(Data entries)
———

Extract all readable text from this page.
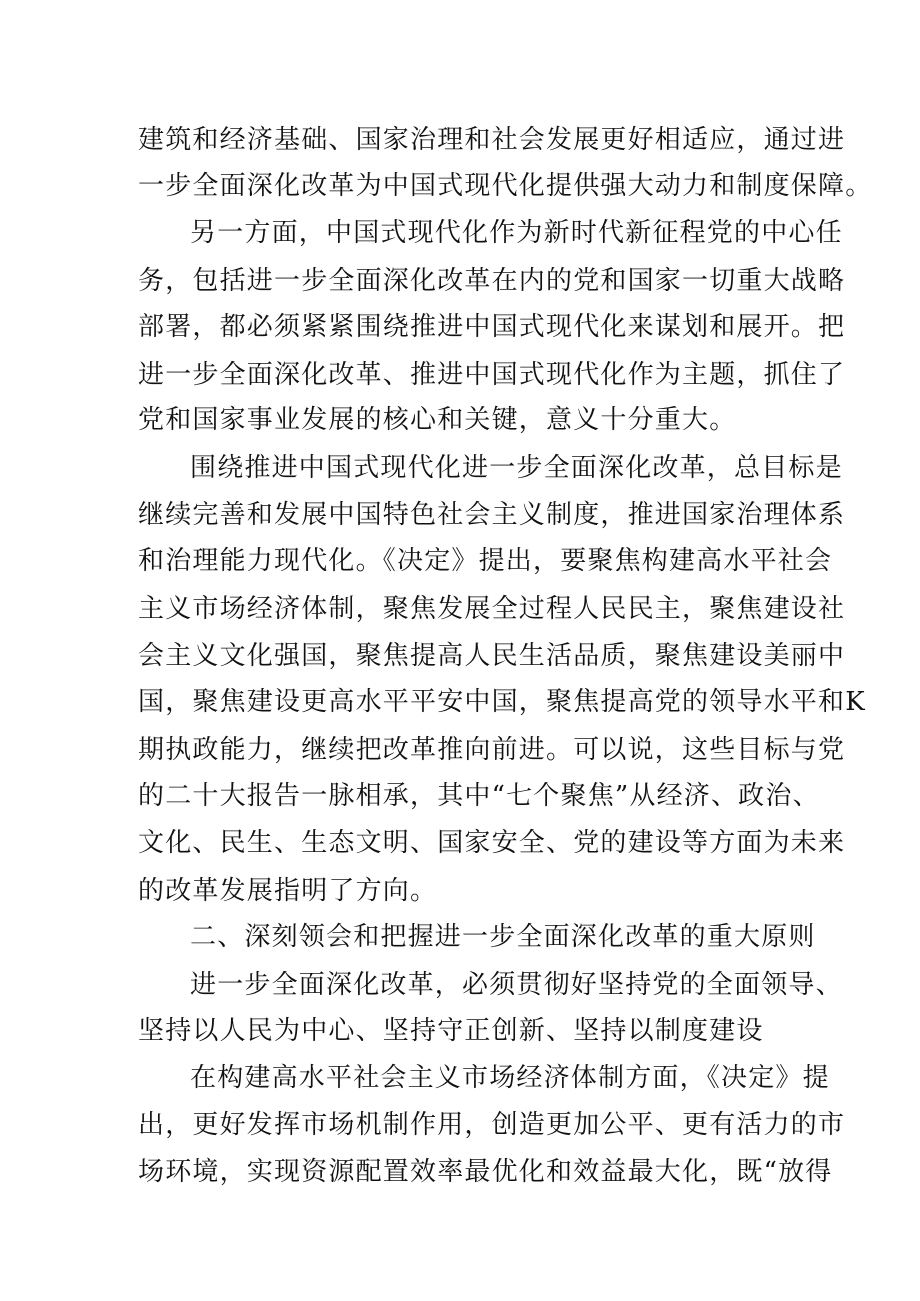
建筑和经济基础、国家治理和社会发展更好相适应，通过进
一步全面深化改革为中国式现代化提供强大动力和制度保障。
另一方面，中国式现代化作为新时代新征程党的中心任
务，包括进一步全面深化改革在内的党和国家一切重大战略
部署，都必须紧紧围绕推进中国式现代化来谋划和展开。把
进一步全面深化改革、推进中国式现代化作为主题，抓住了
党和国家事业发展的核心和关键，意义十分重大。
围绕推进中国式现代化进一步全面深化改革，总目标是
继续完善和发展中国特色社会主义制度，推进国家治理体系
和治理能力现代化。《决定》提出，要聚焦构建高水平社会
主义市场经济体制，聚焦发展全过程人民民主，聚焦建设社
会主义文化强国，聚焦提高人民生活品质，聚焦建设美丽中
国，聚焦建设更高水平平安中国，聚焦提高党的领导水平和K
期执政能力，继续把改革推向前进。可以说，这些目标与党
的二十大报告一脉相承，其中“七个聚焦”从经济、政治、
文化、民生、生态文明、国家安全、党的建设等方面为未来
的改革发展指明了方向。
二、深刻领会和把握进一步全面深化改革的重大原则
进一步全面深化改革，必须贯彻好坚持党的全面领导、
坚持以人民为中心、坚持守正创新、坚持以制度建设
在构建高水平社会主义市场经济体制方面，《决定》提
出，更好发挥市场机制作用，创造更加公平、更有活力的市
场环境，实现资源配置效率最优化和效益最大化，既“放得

———

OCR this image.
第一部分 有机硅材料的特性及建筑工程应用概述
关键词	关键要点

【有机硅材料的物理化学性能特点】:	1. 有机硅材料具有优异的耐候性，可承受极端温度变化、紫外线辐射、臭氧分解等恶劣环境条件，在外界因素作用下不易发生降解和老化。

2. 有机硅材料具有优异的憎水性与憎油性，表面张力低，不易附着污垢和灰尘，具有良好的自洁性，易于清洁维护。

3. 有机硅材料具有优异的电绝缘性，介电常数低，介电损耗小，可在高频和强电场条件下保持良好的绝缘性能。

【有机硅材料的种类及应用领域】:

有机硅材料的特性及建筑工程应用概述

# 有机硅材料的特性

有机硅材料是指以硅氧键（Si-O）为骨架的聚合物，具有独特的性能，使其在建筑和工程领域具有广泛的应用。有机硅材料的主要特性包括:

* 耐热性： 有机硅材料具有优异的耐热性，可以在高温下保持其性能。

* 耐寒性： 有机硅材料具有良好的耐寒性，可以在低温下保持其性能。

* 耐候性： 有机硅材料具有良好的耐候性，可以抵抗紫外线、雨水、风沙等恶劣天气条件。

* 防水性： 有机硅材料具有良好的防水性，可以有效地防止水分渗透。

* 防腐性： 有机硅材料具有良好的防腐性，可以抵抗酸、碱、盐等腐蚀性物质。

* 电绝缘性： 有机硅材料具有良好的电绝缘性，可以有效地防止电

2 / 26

———

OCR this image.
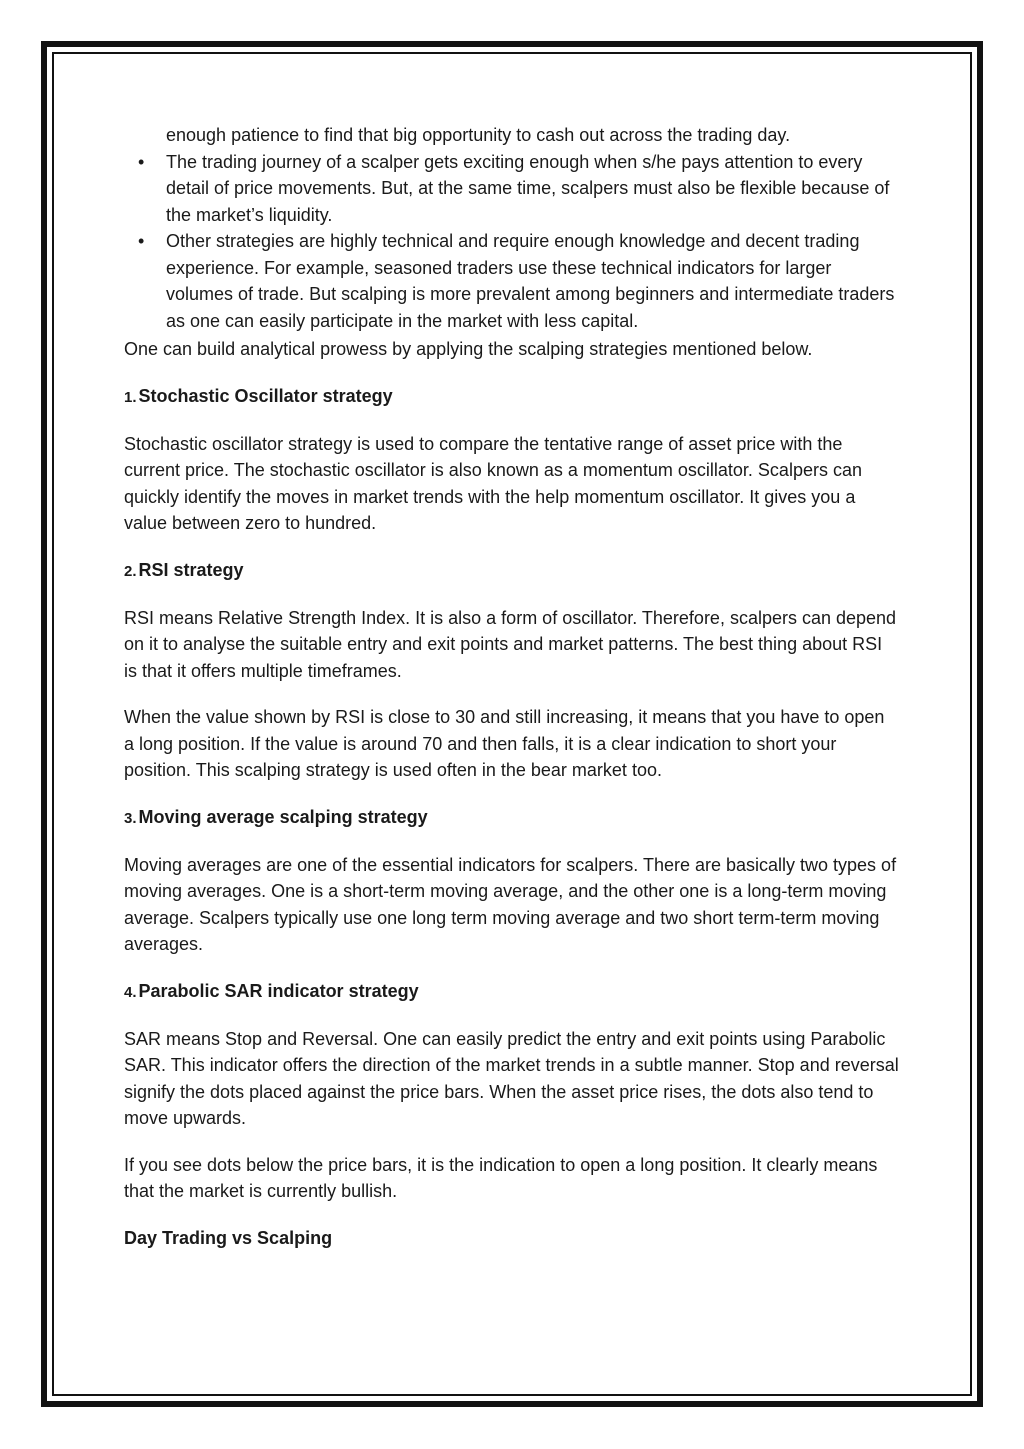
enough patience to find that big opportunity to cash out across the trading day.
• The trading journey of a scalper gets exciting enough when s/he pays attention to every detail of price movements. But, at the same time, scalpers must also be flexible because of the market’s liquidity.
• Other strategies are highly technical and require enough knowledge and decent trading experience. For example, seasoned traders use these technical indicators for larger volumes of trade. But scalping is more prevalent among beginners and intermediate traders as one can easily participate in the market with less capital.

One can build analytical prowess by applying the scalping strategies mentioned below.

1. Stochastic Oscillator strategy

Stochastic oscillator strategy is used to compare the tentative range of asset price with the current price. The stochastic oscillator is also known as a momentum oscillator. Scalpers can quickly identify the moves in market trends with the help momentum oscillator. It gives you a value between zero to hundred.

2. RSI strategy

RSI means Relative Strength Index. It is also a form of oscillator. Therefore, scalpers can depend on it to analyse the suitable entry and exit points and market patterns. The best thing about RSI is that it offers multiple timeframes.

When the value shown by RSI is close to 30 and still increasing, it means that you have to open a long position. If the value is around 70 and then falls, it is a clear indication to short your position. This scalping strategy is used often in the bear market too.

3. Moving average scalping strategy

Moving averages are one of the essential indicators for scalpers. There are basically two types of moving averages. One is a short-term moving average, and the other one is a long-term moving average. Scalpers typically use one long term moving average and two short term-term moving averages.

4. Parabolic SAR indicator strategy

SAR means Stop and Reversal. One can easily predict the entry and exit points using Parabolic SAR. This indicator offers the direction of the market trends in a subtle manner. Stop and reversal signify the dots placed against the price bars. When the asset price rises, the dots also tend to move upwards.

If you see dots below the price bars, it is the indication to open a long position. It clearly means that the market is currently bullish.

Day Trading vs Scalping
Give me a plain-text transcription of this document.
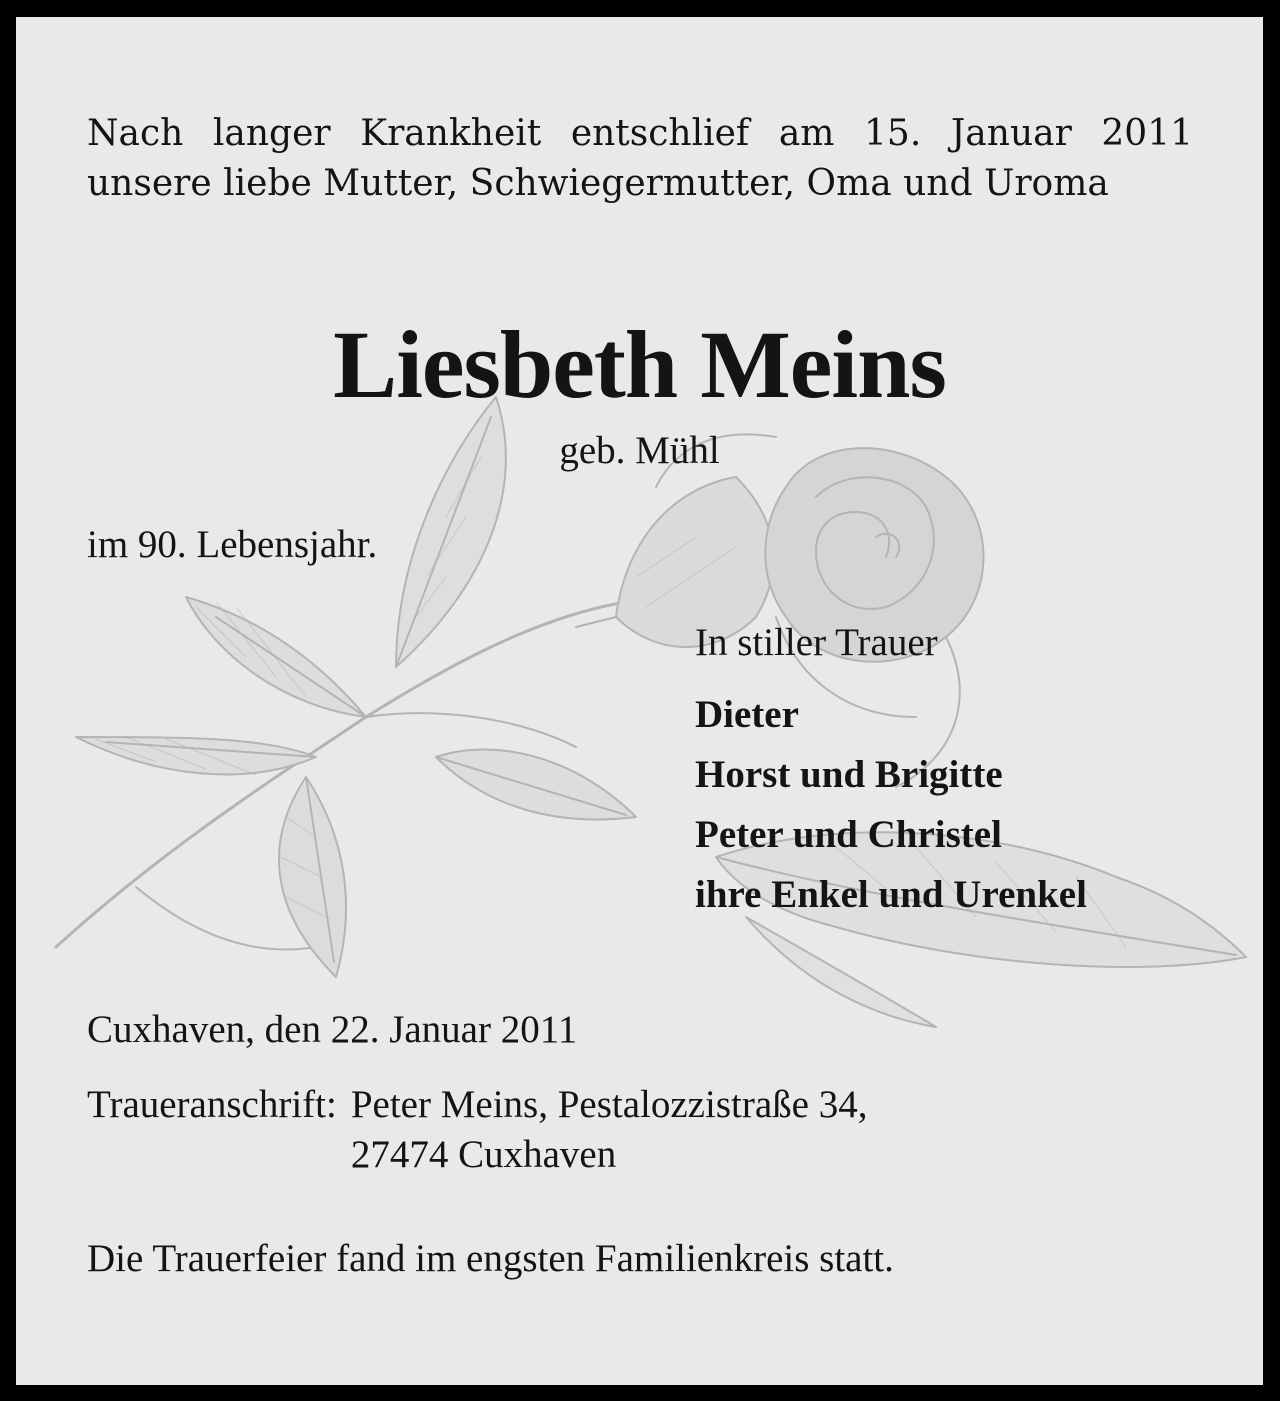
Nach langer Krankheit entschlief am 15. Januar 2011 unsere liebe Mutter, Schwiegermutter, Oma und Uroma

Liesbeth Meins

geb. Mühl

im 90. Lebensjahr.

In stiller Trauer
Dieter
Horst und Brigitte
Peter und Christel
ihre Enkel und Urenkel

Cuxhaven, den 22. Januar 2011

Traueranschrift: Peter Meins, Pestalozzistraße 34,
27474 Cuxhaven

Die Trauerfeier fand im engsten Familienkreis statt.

———

* [Prompt]
Check each line of the records above for "average", and copy those that have it.

* [Reply to the exercise]
3. Moving average scalping strategy
Moving averages are one of the essential indicators for scalpers. There are basically two types of moving averages. One is a short-term moving average, and the other one is a long-term moving average. Scalpers typically use one long term moving average and two short term-term moving averages.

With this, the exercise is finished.